───── Given data

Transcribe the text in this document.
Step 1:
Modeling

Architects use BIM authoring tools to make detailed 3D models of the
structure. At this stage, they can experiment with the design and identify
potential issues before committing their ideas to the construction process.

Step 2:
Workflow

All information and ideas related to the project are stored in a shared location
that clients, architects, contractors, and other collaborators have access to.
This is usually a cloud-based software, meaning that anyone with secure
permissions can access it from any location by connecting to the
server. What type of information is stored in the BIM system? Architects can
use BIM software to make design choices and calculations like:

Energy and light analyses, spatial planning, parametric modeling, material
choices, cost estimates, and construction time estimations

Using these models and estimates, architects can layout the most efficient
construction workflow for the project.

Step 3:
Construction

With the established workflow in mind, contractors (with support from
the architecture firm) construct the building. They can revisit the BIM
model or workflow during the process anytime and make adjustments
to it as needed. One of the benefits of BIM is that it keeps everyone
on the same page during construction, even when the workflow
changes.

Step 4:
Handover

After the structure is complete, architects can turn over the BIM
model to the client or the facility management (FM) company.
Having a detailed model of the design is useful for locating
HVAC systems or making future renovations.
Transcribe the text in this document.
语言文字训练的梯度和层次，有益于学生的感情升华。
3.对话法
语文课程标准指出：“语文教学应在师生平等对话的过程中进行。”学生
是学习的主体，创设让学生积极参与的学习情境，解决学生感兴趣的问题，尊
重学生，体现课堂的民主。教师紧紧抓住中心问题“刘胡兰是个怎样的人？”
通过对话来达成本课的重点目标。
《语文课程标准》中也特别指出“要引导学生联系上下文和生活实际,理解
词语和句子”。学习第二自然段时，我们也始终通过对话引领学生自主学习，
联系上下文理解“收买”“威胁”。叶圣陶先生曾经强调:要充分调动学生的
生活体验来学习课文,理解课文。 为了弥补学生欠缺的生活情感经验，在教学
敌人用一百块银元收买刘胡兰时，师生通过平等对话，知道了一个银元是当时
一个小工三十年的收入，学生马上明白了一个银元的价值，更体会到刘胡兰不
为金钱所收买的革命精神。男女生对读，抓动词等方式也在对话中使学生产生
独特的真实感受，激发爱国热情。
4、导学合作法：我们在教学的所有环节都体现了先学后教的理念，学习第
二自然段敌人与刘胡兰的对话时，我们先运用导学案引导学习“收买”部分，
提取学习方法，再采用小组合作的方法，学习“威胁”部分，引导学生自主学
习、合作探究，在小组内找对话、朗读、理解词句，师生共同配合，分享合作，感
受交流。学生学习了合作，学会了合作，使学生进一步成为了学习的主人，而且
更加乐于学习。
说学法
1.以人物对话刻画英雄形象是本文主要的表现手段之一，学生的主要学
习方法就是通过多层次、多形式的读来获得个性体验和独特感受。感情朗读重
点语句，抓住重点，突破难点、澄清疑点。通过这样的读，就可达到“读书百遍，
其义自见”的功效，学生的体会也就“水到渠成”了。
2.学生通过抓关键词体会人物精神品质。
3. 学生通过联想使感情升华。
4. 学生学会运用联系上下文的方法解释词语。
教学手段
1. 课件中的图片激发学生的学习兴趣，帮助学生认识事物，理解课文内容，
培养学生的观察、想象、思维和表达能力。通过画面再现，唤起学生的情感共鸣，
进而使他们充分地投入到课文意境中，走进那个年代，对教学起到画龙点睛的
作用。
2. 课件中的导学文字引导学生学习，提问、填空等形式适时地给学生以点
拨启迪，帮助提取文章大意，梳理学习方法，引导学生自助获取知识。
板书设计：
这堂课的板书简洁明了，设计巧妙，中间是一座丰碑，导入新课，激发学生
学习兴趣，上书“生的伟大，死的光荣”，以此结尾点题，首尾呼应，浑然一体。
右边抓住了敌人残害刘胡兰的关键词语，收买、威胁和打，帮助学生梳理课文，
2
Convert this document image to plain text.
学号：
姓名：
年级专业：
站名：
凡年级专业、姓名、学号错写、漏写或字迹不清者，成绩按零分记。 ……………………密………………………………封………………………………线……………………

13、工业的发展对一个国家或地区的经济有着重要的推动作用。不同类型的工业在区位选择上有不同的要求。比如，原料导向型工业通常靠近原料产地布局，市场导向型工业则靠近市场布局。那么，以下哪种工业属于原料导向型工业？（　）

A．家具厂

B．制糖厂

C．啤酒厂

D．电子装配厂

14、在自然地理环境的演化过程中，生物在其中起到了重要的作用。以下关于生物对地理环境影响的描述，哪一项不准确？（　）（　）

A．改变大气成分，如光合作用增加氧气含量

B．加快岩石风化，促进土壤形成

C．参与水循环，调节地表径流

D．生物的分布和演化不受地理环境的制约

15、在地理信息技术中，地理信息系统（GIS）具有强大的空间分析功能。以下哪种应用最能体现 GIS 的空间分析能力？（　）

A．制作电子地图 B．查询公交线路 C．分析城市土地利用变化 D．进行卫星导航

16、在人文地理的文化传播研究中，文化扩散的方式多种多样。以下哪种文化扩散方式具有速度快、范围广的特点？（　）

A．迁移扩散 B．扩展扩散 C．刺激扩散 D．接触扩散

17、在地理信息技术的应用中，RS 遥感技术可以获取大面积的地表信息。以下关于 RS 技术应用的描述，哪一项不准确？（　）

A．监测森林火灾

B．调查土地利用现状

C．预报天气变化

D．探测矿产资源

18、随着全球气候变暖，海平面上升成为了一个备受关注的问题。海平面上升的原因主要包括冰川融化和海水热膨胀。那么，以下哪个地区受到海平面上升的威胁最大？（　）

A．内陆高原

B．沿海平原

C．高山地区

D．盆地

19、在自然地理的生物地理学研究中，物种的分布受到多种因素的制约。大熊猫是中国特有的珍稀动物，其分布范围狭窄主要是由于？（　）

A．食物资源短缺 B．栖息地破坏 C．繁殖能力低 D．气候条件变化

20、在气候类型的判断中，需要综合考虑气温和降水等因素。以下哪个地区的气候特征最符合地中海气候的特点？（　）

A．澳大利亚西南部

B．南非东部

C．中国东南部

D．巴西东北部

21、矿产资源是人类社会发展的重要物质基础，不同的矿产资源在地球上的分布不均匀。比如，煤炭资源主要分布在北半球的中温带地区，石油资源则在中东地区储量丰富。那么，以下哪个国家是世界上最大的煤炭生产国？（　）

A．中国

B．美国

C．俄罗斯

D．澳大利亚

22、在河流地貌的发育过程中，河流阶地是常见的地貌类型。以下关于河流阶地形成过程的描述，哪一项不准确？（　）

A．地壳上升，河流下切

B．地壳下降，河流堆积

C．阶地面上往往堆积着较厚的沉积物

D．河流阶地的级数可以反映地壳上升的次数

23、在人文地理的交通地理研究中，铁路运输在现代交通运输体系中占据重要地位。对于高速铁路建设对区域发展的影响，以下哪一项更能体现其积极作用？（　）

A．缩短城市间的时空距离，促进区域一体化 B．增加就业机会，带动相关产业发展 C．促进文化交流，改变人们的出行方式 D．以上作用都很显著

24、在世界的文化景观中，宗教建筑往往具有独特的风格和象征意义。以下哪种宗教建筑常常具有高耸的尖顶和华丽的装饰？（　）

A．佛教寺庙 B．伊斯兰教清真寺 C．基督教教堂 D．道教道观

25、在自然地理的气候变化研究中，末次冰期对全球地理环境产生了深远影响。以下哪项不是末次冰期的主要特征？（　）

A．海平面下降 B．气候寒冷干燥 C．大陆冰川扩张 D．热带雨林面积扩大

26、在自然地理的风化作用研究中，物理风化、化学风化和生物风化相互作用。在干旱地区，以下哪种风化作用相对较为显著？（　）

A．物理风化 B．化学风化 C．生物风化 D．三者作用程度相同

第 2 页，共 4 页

──────────

**Job:** Word for word, restate all of the data shown above.

**Answer to the problem:**
Transcribe the text in this document.
Step 1:
Modeling

Architects use BIM authoring tools to make detailed 3D models of the
structure. At this stage, they can experiment with the design and identify
potential issues before committing their ideas to the construction process.

Step 2:
Workflow

All information and ideas related to the project are stored in a shared location
that clients, architects, contractors, and other collaborators have access to.
This is usually a cloud-based software, meaning that anyone with secure
permissions can access it from any location by connecting to the
server. What type of information is stored in the BIM system? Architects can
use BIM software to make design choices and calculations like:

Energy and light analyses, spatial planning, parametric modeling, material
choices, cost estimates, and construction time estimations

Using these models and estimates, architects can layout the most efficient
construction workflow for the project.

Step 3:
Construction

With the established workflow in mind, contractors (with support from
the architecture firm) construct the building. They can revisit the BIM
model or workflow during the process anytime and make adjustments
to it as needed. One of the benefits of BIM is that it keeps everyone
on the same page during construction, even when the workflow
changes.

Step 4:
Handover

After the structure is complete, architects can turn over the BIM
model to the client or the facility management (FM) company.
Having a detailed model of the design is useful for locating
HVAC systems or making future renovations.
Transcribe the text in this document.
语言文字训练的梯度和层次，有益于学生的感情升华。
3.对话法
语文课程标准指出：“语文教学应在师生平等对话的过程中进行。”学生
是学习的主体，创设让学生积极参与的学习情境，解决学生感兴趣的问题，尊
重学生，体现课堂的民主。教师紧紧抓住中心问题“刘胡兰是个怎样的人？”
通过对话来达成本课的重点目标。
《语文课程标准》中也特别指出“要引导学生联系上下文和生活实际,理解
词语和句子”。学习第二自然段时，我们也始终通过对话引领学生自主学习，
联系上下文理解“收买”“威胁”。叶圣陶先生曾经强调:要充分调动学生的
生活体验来学习课文,理解课文。 为了弥补学生欠缺的生活情感经验，在教学
敌人用一百块银元收买刘胡兰时，师生通过平等对话，知道了一个银元是当时
一个小工三十年的收入，学生马上明白了一个银元的价值，更体会到刘胡兰不
为金钱所收买的革命精神。男女生对读，抓动词等方式也在对话中使学生产生
独特的真实感受，激发爱国热情。
4、导学合作法：我们在教学的所有环节都体现了先学后教的理念，学习第
二自然段敌人与刘胡兰的对话时，我们先运用导学案引导学习“收买”部分，
提取学习方法，再采用小组合作的方法，学习“威胁”部分，引导学生自主学
习、合作探究，在小组内找对话、朗读、理解词句，师生共同配合，分享合作，感
受交流。学生学习了合作，学会了合作，使学生进一步成为了学习的主人，而且
更加乐于学习。
说学法
1.以人物对话刻画英雄形象是本文主要的表现手段之一，学生的主要学
习方法就是通过多层次、多形式的读来获得个性体验和独特感受。感情朗读重
点语句，抓住重点，突破难点、澄清疑点。通过这样的读，就可达到“读书百遍，
其义自见”的功效，学生的体会也就“水到渠成”了。
2.学生通过抓关键词体会人物精神品质。
3. 学生通过联想使感情升华。
4. 学生学会运用联系上下文的方法解释词语。
教学手段
1. 课件中的图片激发学生的学习兴趣，帮助学生认识事物，理解课文内容，
培养学生的观察、想象、思维和表达能力。通过画面再现，唤起学生的情感共鸣，
进而使他们充分地投入到课文意境中，走进那个年代，对教学起到画龙点睛的
作用。
2. 课件中的导学文字引导学生学习，提问、填空等形式适时地给学生以点
拨启迪，帮助提取文章大意，梳理学习方法，引导学生自助获取知识。
板书设计：
这堂课的板书简洁明了，设计巧妙，中间是一座丰碑，导入新课，激发学生
学习兴趣，上书“生的伟大，死的光荣”，以此结尾点题，首尾呼应，浑然一体。
右边抓住了敌人残害刘胡兰的关键词语，收买、威胁和打，帮助学生梳理课文，
2
Convert this document image to plain text.
学号：
姓名：
年级专业：
站名：
凡年级专业、姓名、学号错写、漏写或字迹不清者，成绩按零分记。 ……………………密………………………………封………………………………线……………………

13、工业的发展对一个国家或地区的经济有着重要的推动作用。不同类型的工业在区位选择上有不同的要求。比如，原料导向型工业通常靠近原料产地布局，市场导向型工业则靠近市场布局。那么，以下哪种工业属于原料导向型工业？（　）

A．家具厂

B．制糖厂

C．啤酒厂

D．电子装配厂

14、在自然地理环境的演化过程中，生物在其中起到了重要的作用。以下关于生物对地理环境影响的描述，哪一项不准确？（　）（　）

A．改变大气成分，如光合作用增加氧气含量

B．加快岩石风化，促进土壤形成

C．参与水循环，调节地表径流

D．生物的分布和演化不受地理环境的制约

15、在地理信息技术中，地理信息系统（GIS）具有强大的空间分析功能。以下哪种应用最能体现 GIS 的空间分析能力？（　）

A．制作电子地图 B．查询公交线路 C．分析城市土地利用变化 D．进行卫星导航

16、在人文地理的文化传播研究中，文化扩散的方式多种多样。以下哪种文化扩散方式具有速度快、范围广的特点？（　）

A．迁移扩散 B．扩展扩散 C．刺激扩散 D．接触扩散

17、在地理信息技术的应用中，RS 遥感技术可以获取大面积的地表信息。以下关于 RS 技术应用的描述，哪一项不准确？（　）

A．监测森林火灾

B．调查土地利用现状

C．预报天气变化

D．探测矿产资源

18、随着全球气候变暖，海平面上升成为了一个备受关注的问题。海平面上升的原因主要包括冰川融化和海水热膨胀。那么，以下哪个地区受到海平面上升的威胁最大？（　）

A．内陆高原

B．沿海平原

C．高山地区

D．盆地

19、在自然地理的生物地理学研究中，物种的分布受到多种因素的制约。大熊猫是中国特有的珍稀动物，其分布范围狭窄主要是由于？（　）

A．食物资源短缺 B．栖息地破坏 C．繁殖能力低 D．气候条件变化

20、在气候类型的判断中，需要综合考虑气温和降水等因素。以下哪个地区的气候特征最符合地中海气候的特点？（　）

A．澳大利亚西南部

B．南非东部

C．中国东南部

D．巴西东北部

21、矿产资源是人类社会发展的重要物质基础，不同的矿产资源在地球上的分布不均匀。比如，煤炭资源主要分布在北半球的中温带地区，石油资源则在中东地区储量丰富。那么，以下哪个国家是世界上最大的煤炭生产国？（　）

A．中国

B．美国

C．俄罗斯

D．澳大利亚

22、在河流地貌的发育过程中，河流阶地是常见的地貌类型。以下关于河流阶地形成过程的描述，哪一项不准确？（　）

A．地壳上升，河流下切

B．地壳下降，河流堆积

C．阶地面上往往堆积着较厚的沉积物

D．河流阶地的级数可以反映地壳上升的次数

23、在人文地理的交通地理研究中，铁路运输在现代交通运输体系中占据重要地位。对于高速铁路建设对区域发展的影响，以下哪一项更能体现其积极作用？（　）

A．缩短城市间的时空距离，促进区域一体化 B．增加就业机会，带动相关产业发展 C．促进文化交流，改变人们的出行方式 D．以上作用都很显著

24、在世界的文化景观中，宗教建筑往往具有独特的风格和象征意义。以下哪种宗教建筑常常具有高耸的尖顶和华丽的装饰？（　）

A．佛教寺庙 B．伊斯兰教清真寺 C．基督教教堂 D．道教道观

25、在自然地理的气候变化研究中，末次冰期对全球地理环境产生了深远影响。以下哪项不是末次冰期的主要特征？（　）

A．海平面下降 B．气候寒冷干燥 C．大陆冰川扩张 D．热带雨林面积扩大

26、在自然地理的风化作用研究中，物理风化、化学风化和生物风化相互作用。在干旱地区，以下哪种风化作用相对较为显著？（　）

A．物理风化 B．化学风化 C．生物风化 D．三者作用程度相同

第 2 页，共 4 页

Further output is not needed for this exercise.